* [YOUR TASK]: Each entry that follows is to be retyped exactly. Pictures do not belong in the copy.

═════ EXERCISE MATERIAL

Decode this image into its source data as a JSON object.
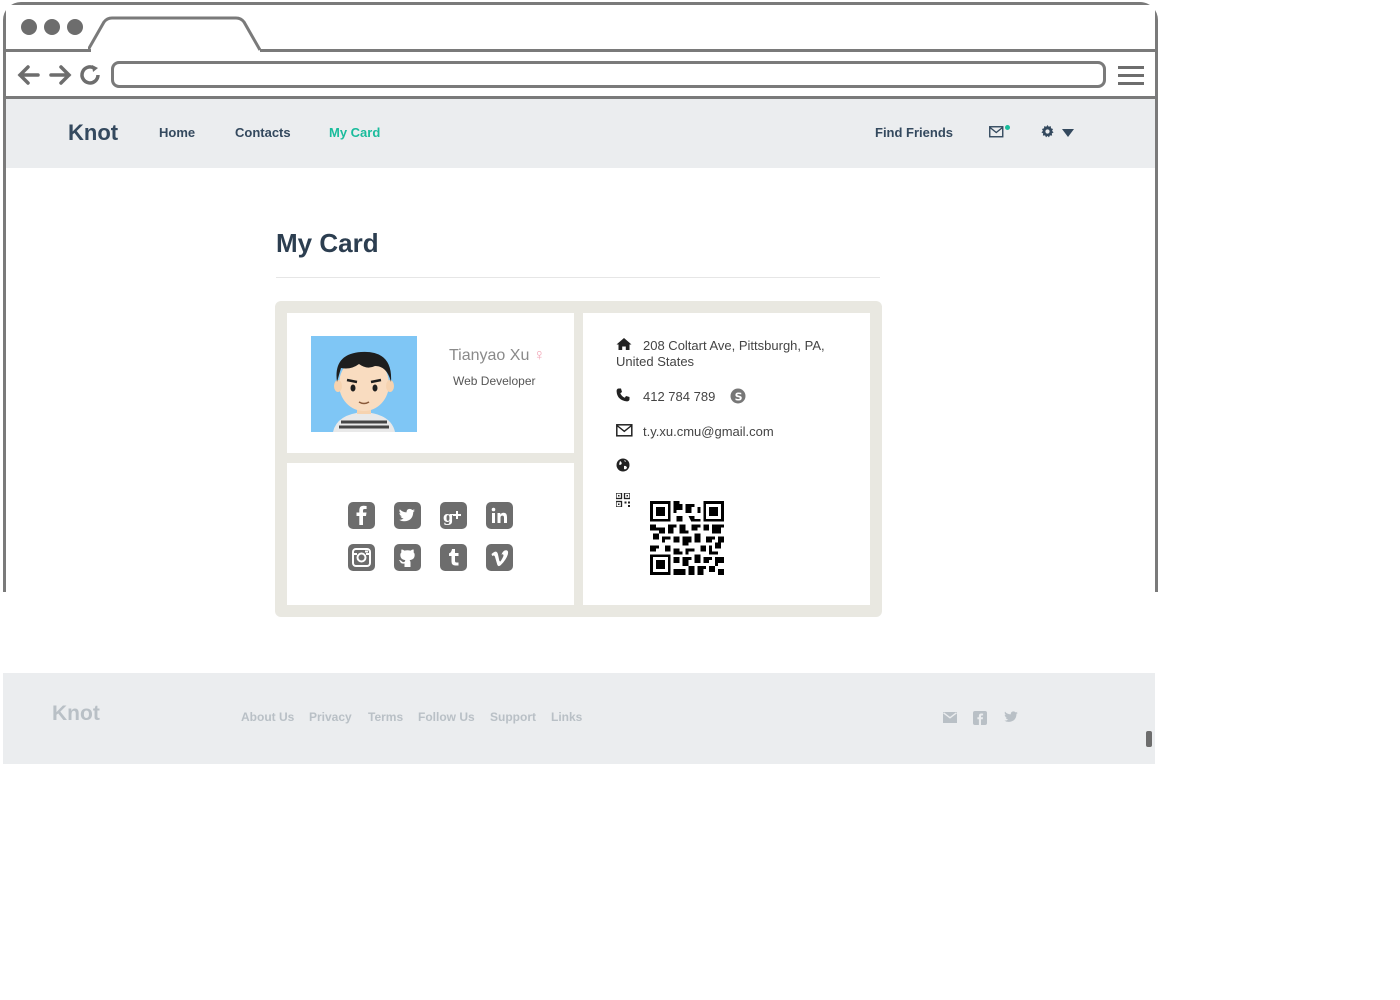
{
  "nav": {
    "brand": "Knot",
    "links": [
      "Home",
      "Contacts",
      "My Card"
    ],
    "active": "My Card",
    "find_friends": "Find Friends",
    "icons": [
      "mail-icon",
      "gear-icon",
      "caret-down-icon"
    ],
    "accent_color": "#1abc9c"
  },
  "page": {
    "title": "My Card"
  },
  "profile": {
    "name": "Tianyao Xu",
    "gender_symbol": "♀",
    "job_title": "Web Developer"
  },
  "social": {
    "icons": [
      "facebook-icon",
      "twitter-icon",
      "google-plus-icon",
      "linkedin-icon",
      "instagram-icon",
      "github-icon",
      "tumblr-icon",
      "vimeo-icon"
    ]
  },
  "contact": {
    "address_line1": "208 Coltart Ave, Pittsburgh, PA,",
    "address_line2": "United States",
    "phone": "412 784 789",
    "email": "t.y.xu.cmu@gmail.com"
  },
  "footer": {
    "brand": "Knot",
    "links": [
      "About Us",
      "Privacy",
      "Terms",
      "Follow Us",
      "Support",
      "Links"
    ],
    "icons": [
      "mail-icon",
      "facebook-icon",
      "twitter-icon"
    ]
  },
  "colors": {
    "nav_bg": "#ebedef",
    "text_dark": "#34495e",
    "card_bg": "#e9e8e1",
    "footer_text": "#b9c0c6"
  }
}
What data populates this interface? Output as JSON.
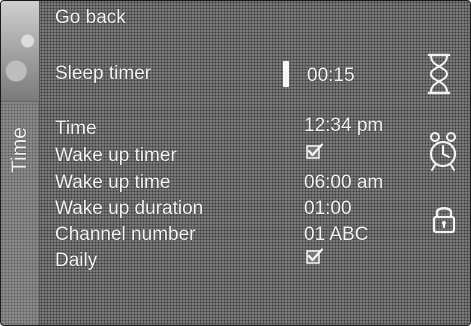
{
  "side_panel": {
    "label": "Time"
  },
  "menu": {
    "go_back": "Go back",
    "sleep_timer": "Sleep timer",
    "time": "Time",
    "wake_up_timer": "Wake up timer",
    "wake_up_time": "Wake up time",
    "wake_up_duration": "Wake up duration",
    "channel_number": "Channel number",
    "daily": "Daily"
  },
  "values": {
    "sleep_timer": "00:15",
    "time": "12:34 pm",
    "wake_up_timer_checked": true,
    "wake_up_time": "06:00 am",
    "wake_up_duration": "01:00",
    "channel_number": "01 ABC",
    "daily_checked": true
  },
  "icons": {
    "hourglass": "hourglass-icon",
    "alarm_clock": "alarm-clock-icon",
    "lock": "lock-icon"
  }
}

══════════

* [SOLUTION]:
Decode this image into its source data as a JSON object.
{
  "nav": {
    "brand": "Knot",
    "links": [
      "Home",
      "Contacts",
      "My Card"
    ],
    "active": "My Card",
    "find_friends": "Find Friends",
    "icons": [
      "mail-icon",
      "gear-icon",
      "caret-down-icon"
    ],
    "accent_color": "#1abc9c"
  },
  "page": {
    "title": "My Card"
  },
  "profile": {
    "name": "Tianyao Xu",
    "gender_symbol": "♀",
    "job_title": "Web Developer"
  },
  "social": {
    "icons": [
      "facebook-icon",
      "twitter-icon",
      "google-plus-icon",
      "linkedin-icon",
      "instagram-icon",
      "github-icon",
      "tumblr-icon",
      "vimeo-icon"
    ]
  },
  "contact": {
    "address_line1": "208 Coltart Ave, Pittsburgh, PA,",
    "address_line2": "United States",
    "phone": "412 784 789",
    "email": "t.y.xu.cmu@gmail.com"
  },
  "footer": {
    "brand": "Knot",
    "links": [
      "About Us",
      "Privacy",
      "Terms",
      "Follow Us",
      "Support",
      "Links"
    ],
    "icons": [
      "mail-icon",
      "facebook-icon",
      "twitter-icon"
    ]
  },
  "colors": {
    "nav_bg": "#ebedef",
    "text_dark": "#34495e",
    "card_bg": "#e9e8e1",
    "footer_text": "#b9c0c6"
  }
}
What data populates this interface? Output as JSON.
{
  "side_panel": {
    "label": "Time"
  },
  "menu": {
    "go_back": "Go back",
    "sleep_timer": "Sleep timer",
    "time": "Time",
    "wake_up_timer": "Wake up timer",
    "wake_up_time": "Wake up time",
    "wake_up_duration": "Wake up duration",
    "channel_number": "Channel number",
    "daily": "Daily"
  },
  "values": {
    "sleep_timer": "00:15",
    "time": "12:34 pm",
    "wake_up_timer_checked": true,
    "wake_up_time": "06:00 am",
    "wake_up_duration": "01:00",
    "channel_number": "01 ABC",
    "daily_checked": true
  },
  "icons": {
    "hourglass": "hourglass-icon",
    "alarm_clock": "alarm-clock-icon",
    "lock": "lock-icon"
  }
}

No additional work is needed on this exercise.